▶ **WHAT YOU HAVE TO DO**:
Skip the pictures. Reproduce all other material exactly.

▶ **RECORD EXTRACTS**:
▽

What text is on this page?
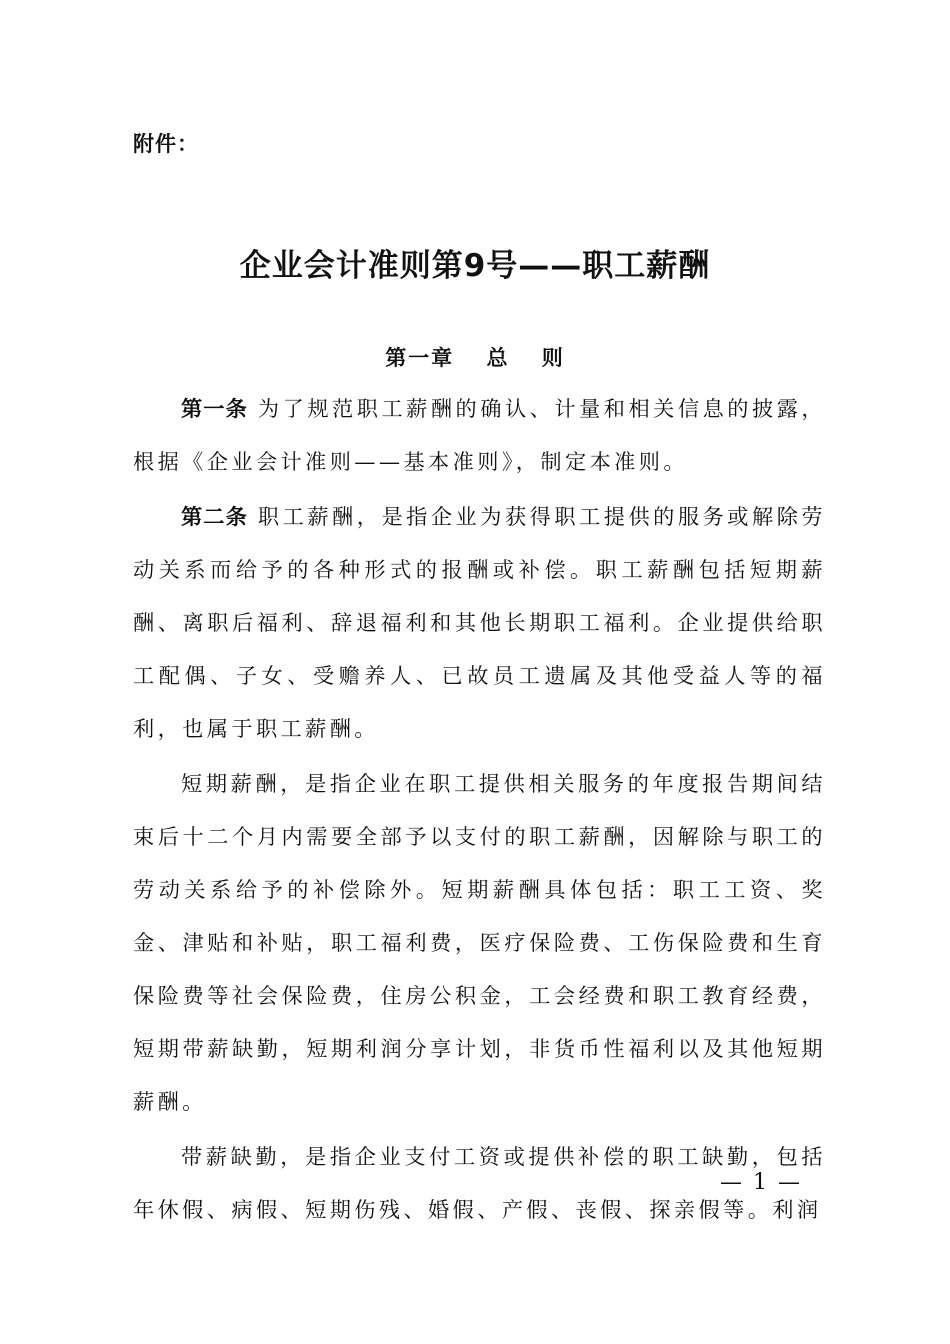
附件：
企业会计准则第9号——职工薪酬
第一章　 总　 则

第一条 为了规范职工薪酬的确认、计量和相关信息的披露，根据《企业会计准则——基本准则》，制定本准则。

第二条 职工薪酬，是指企业为获得职工提供的服务或解除劳动关系而给予的各种形式的报酬或补偿。职工薪酬包括短期薪酬、离职后福利、辞退福利和其他长期职工福利。企业提供给职工配偶、子女、受赡养人、已故员工遗属及其他受益人等的福利，也属于职工薪酬。

短期薪酬，是指企业在职工提供相关服务的年度报告期间结束后十二个月内需要全部予以支付的职工薪酬，因解除与职工的劳动关系给予的补偿除外。短期薪酬具体包括：职工工资、奖金、津贴和补贴，职工福利费，医疗保险费、工伤保险费和生育保险费等社会保险费，住房公积金，工会经费和职工教育经费，短期带薪缺勤，短期利润分享计划，非货币性福利以及其他短期薪酬。

带薪缺勤，是指企业支付工资或提供补偿的职工缺勤，包括年休假、病假、短期伤残、婚假、产假、丧假、探亲假等。利润

— 1 —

△

▶ **THE REPLY**:
What text is on this page?
附件：
企业会计准则第9号——职工薪酬
第一章　 总　 则

第一条 为了规范职工薪酬的确认、计量和相关信息的披露，根据《企业会计准则——基本准则》，制定本准则。

第二条 职工薪酬，是指企业为获得职工提供的服务或解除劳动关系而给予的各种形式的报酬或补偿。职工薪酬包括短期薪酬、离职后福利、辞退福利和其他长期职工福利。企业提供给职工配偶、子女、受赡养人、已故员工遗属及其他受益人等的福利，也属于职工薪酬。

短期薪酬，是指企业在职工提供相关服务的年度报告期间结束后十二个月内需要全部予以支付的职工薪酬，因解除与职工的劳动关系给予的补偿除外。短期薪酬具体包括：职工工资、奖金、津贴和补贴，职工福利费，医疗保险费、工伤保险费和生育保险费等社会保险费，住房公积金，工会经费和职工教育经费，短期带薪缺勤，短期利润分享计划，非货币性福利以及其他短期薪酬。

带薪缺勤，是指企业支付工资或提供补偿的职工缺勤，包括年休假、病假、短期伤残、婚假、产假、丧假、探亲假等。利润

— 1 —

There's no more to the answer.